## 本文抜粋
皇室典範〜小泉チルドレンからも女系反対の声
 気になる皇室典範改正問題(女系天皇問題)。
 大きく報道はされていませんが、政治の場では動きが活発になってきているようです。

皇室典範 議員懇、対案提示へ 女性・女系「現行で継承可能」も
 政府が来年の通常国会に、女性・女系天皇を認める皇室典範改正案を提出する方針を示していることを受けて十四日、国会議員による勉強会が相次いで開かれた。
 超党派の保守系議員でつくる日本会議国会議員懇談会(二百四十二人)はジャーナリストの櫻井よしこさんを講師に招いて第四回勉強会を開き、政府案の対案をまとめる方針を明らかにした。櫻井氏は「(GHQによる)旧十一宮家の皇籍離脱は日本人の選択ではなかった」と指摘した。
 弁護士資格を持つ稲田朋美衆院議員は、数十年後に皇室典範一条の条文「皇位は、皇統に属する男系の男子が、これを継承する」に該当する継承者がいなくなっても、現行法を改正しなくてもいいとするアイデアを紹介。「緊急避難的に、継承順位を定めた二条にある『皇族』に、皇族でない者(旧皇族ら)を類推適用して皇族の範囲を広げればいいのではないか」と述べた。この案についても、議員懇として衆院法制局と検討することになった。

## 筆記課題 A
皇室典範改正をめぐる記事で丸括弧に囲まれている語句を、括弧の中身だけすべて挙げなさい。

保存済みデータセット項目:
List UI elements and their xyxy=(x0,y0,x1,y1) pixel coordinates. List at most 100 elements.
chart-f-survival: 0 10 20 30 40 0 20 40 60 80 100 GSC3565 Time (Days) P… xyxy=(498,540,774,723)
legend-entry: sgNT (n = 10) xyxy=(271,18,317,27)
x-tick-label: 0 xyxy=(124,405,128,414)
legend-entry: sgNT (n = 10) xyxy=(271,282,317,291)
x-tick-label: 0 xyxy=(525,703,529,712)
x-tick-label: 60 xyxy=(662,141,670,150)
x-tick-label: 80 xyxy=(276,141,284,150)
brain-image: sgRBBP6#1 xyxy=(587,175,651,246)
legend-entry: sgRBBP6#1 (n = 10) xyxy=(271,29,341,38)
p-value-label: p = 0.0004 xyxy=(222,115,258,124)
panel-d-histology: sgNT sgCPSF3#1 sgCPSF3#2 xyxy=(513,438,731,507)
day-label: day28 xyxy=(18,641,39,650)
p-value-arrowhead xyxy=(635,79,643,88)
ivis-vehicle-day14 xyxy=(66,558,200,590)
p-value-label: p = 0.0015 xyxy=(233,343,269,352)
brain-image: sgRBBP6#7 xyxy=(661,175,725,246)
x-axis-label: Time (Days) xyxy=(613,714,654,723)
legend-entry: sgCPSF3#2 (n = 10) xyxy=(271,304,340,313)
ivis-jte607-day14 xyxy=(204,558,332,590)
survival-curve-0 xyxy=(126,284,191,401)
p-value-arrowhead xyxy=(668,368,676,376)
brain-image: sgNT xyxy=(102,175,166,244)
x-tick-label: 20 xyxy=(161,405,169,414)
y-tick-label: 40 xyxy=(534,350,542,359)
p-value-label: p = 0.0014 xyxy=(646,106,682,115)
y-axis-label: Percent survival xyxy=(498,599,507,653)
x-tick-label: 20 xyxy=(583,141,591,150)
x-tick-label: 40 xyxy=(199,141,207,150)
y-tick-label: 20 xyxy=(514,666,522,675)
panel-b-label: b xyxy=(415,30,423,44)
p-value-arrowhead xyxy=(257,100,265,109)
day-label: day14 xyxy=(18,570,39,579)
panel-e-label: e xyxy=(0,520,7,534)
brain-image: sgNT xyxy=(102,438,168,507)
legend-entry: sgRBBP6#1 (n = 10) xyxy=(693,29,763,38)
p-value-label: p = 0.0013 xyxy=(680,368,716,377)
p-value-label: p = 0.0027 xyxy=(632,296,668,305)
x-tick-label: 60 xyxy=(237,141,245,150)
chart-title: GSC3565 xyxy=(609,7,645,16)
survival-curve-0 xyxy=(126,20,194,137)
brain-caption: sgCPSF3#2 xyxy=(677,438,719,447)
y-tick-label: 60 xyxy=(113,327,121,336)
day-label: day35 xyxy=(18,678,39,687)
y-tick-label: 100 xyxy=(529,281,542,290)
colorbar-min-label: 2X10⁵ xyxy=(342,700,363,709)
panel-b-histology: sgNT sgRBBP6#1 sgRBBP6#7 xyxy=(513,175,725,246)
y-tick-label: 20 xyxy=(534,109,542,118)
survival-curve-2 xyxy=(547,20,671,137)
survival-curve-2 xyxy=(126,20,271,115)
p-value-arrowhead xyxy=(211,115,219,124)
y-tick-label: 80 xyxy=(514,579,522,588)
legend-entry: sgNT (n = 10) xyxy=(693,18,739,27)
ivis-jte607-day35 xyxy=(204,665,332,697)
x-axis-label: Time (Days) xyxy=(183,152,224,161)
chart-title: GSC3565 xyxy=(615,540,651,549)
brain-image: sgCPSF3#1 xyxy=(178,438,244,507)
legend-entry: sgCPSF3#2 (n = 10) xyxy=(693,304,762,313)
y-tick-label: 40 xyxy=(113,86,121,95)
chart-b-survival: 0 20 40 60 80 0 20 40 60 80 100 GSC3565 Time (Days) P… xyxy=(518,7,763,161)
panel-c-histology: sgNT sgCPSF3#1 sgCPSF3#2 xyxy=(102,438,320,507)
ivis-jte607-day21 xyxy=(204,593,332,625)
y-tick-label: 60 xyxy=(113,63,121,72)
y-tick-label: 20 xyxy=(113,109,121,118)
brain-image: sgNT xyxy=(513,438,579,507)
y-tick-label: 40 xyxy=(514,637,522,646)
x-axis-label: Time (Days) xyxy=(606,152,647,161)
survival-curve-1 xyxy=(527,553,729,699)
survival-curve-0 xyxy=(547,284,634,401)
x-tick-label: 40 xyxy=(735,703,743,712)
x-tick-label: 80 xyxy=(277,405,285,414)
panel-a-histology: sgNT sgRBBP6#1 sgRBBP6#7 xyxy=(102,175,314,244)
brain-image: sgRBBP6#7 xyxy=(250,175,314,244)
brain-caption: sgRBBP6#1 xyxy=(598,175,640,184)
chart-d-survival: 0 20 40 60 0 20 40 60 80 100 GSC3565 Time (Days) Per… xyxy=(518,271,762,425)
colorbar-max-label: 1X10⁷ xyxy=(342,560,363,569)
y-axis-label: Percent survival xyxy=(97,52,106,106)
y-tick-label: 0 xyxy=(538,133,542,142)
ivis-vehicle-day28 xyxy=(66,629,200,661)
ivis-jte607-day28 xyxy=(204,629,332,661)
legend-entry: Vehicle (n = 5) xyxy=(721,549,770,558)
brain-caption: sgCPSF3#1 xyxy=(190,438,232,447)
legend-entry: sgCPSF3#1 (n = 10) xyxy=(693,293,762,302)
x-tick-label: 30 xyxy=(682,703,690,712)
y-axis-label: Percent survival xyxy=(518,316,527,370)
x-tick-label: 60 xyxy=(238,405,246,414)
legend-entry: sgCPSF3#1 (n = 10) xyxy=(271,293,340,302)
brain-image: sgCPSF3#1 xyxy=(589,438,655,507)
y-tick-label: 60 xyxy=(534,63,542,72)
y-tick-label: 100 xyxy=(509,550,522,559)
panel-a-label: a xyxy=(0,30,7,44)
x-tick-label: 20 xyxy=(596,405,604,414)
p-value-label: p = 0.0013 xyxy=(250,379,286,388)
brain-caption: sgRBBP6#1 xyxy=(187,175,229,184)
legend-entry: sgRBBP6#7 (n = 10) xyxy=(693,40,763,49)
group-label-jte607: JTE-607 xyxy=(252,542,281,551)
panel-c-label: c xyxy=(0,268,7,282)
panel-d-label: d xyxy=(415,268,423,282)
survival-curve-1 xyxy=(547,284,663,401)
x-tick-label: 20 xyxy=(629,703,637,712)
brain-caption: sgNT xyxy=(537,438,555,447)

## 筆記課題 B
エントリの先頭から「brain-image: sgRBBP6#1 xyxy=(587,175,651,246)」を含む行までを、そのまま引用しなさい。

## 課題の出力 A
女系天皇問題
二百四十二人
GHQによる
旧皇族ら

## 課題の出力 B
List UI elements and their xyxy=(x0,y0,x1,y1) pixel coordinates. List at most 100 elements.
chart-f-survival: 0 10 20 30 40 0 20 40 60 80 100 GSC3565 Time (Days) P… xyxy=(498,540,774,723)
legend-entry: sgNT (n = 10) xyxy=(271,18,317,27)
x-tick-label: 0 xyxy=(124,405,128,414)
legend-entry: sgNT (n = 10) xyxy=(271,282,317,291)
x-tick-label: 0 xyxy=(525,703,529,712)
x-tick-label: 60 xyxy=(662,141,670,150)
x-tick-label: 80 xyxy=(276,141,284,150)
brain-image: sgRBBP6#1 xyxy=(587,175,651,246)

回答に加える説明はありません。